#### WHAT YOU NEED TO DO
Which lines below hold the word "open"? Copy all of them.

#### EXERCISE DATA
************

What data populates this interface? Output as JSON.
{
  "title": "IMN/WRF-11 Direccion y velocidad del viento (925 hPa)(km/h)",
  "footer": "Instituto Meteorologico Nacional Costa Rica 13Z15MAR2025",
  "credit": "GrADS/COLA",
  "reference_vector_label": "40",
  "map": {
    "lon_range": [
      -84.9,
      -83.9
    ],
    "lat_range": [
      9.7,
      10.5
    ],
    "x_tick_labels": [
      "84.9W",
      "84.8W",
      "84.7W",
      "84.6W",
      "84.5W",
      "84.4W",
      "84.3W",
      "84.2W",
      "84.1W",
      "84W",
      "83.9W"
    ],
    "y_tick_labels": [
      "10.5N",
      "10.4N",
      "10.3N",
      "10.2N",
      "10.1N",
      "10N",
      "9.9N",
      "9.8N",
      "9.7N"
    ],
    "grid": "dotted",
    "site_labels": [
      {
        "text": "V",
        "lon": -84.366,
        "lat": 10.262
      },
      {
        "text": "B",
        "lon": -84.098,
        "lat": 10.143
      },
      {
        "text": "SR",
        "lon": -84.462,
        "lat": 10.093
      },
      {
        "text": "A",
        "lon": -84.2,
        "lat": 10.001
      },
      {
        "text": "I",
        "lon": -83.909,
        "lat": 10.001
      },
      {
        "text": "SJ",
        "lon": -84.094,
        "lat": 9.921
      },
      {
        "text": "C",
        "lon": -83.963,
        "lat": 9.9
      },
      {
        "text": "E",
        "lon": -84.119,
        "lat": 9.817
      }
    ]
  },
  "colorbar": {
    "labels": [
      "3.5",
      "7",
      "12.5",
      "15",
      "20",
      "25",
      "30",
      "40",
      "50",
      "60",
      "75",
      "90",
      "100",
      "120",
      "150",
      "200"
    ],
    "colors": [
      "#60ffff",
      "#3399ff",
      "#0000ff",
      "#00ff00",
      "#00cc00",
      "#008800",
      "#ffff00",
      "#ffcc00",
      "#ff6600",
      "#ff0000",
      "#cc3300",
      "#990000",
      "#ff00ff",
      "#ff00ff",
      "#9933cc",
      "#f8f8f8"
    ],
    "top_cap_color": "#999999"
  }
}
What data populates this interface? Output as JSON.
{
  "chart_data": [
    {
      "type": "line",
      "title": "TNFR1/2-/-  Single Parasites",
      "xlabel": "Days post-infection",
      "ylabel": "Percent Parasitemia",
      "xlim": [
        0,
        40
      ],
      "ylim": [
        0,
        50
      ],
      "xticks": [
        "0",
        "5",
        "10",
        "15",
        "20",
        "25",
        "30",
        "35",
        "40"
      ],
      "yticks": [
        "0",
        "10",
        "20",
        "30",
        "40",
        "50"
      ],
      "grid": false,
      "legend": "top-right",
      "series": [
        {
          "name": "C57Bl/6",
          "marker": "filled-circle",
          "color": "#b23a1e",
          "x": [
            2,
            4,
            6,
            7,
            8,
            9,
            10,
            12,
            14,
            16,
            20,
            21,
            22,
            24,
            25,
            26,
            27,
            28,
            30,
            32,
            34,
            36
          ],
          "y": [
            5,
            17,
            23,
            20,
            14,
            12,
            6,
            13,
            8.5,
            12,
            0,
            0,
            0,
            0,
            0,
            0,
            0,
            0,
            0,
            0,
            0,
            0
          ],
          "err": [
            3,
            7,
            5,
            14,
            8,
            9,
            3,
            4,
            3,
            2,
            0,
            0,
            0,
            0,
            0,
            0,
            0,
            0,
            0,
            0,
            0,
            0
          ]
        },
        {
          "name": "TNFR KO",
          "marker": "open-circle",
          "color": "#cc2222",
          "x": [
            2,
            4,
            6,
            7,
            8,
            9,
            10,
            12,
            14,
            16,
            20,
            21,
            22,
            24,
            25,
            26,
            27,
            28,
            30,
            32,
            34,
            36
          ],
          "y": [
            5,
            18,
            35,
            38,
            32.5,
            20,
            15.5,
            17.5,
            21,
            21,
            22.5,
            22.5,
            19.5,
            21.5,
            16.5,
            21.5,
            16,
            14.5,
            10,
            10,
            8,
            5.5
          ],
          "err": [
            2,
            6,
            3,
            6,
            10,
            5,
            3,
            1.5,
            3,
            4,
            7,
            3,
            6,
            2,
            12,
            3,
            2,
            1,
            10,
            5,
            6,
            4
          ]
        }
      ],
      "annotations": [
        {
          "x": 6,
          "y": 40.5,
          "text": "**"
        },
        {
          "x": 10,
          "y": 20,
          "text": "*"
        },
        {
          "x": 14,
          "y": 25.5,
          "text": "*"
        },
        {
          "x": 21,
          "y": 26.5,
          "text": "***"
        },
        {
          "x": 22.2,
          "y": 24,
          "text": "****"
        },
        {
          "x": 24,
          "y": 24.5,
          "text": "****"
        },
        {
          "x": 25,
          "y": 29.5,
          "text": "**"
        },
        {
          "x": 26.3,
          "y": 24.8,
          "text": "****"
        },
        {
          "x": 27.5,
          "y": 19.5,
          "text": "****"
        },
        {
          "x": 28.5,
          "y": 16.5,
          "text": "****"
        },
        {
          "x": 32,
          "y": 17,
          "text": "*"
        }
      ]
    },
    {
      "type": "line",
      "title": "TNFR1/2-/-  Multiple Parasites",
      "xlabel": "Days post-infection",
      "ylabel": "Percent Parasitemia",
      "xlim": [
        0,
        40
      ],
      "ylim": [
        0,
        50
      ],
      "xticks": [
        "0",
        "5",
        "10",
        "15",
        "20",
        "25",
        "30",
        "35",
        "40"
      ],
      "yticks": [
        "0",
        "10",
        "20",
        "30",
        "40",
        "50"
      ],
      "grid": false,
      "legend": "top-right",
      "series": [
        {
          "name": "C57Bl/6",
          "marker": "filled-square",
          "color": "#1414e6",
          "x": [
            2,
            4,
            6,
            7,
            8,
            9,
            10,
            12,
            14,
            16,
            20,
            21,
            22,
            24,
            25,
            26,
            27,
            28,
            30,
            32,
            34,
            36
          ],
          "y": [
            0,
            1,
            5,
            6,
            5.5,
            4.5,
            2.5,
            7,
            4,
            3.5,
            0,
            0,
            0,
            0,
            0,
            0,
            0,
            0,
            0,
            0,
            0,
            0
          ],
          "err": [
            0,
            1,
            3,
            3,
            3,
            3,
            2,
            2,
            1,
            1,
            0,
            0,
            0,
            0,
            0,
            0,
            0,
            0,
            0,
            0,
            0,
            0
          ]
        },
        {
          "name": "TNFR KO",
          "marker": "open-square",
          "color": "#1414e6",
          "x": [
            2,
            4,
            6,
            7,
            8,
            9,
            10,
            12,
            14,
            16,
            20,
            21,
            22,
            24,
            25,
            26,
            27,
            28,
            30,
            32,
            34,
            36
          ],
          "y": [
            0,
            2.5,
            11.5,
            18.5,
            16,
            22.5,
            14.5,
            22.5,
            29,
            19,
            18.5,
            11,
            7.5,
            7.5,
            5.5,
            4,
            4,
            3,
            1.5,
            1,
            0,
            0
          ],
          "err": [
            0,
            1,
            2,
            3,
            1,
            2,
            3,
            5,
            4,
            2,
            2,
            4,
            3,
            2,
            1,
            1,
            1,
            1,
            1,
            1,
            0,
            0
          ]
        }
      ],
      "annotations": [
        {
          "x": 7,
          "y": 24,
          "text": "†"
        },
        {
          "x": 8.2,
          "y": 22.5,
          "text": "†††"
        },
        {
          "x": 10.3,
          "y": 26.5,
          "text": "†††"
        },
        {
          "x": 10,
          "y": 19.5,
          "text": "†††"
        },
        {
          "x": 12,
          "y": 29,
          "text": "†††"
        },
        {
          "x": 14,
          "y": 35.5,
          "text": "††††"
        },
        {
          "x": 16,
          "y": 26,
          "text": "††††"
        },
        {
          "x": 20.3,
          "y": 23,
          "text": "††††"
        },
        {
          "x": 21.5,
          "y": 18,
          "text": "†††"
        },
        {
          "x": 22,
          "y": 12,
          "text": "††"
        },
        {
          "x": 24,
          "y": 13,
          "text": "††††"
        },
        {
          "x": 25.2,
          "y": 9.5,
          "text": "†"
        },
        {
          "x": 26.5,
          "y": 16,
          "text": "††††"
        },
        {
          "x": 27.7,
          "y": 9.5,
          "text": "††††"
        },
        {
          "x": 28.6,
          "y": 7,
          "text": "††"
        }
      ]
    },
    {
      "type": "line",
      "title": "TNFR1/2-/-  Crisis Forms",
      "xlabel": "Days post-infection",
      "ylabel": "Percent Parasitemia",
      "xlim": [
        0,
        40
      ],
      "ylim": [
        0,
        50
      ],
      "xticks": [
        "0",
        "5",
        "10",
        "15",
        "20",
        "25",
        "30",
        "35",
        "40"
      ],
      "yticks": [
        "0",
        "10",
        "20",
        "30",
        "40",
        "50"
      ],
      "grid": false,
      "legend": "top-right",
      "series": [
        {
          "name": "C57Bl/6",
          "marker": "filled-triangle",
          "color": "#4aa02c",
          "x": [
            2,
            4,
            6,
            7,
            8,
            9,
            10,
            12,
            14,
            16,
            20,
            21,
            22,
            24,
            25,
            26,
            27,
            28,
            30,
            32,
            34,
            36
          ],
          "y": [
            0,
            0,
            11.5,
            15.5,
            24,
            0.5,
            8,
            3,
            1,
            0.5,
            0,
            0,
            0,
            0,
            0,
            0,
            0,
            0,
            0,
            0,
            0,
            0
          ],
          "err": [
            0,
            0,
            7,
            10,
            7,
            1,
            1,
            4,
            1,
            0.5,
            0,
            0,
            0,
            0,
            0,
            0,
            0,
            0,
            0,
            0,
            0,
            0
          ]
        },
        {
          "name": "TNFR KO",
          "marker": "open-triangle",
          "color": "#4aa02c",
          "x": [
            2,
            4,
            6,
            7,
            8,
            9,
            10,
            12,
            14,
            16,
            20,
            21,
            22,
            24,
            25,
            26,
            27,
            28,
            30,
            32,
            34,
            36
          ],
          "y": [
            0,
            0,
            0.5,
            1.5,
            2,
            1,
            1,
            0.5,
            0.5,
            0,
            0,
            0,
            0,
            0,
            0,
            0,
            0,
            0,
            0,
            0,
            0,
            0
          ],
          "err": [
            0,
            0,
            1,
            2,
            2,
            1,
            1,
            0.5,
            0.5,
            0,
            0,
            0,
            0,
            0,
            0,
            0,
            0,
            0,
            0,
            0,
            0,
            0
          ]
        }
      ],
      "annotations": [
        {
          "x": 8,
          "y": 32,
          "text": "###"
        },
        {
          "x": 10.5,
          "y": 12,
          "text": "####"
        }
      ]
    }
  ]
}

************

#### TASK RESULT
          "marker": "open-circle",
          "marker": "open-square",
          "marker": "open-triangle",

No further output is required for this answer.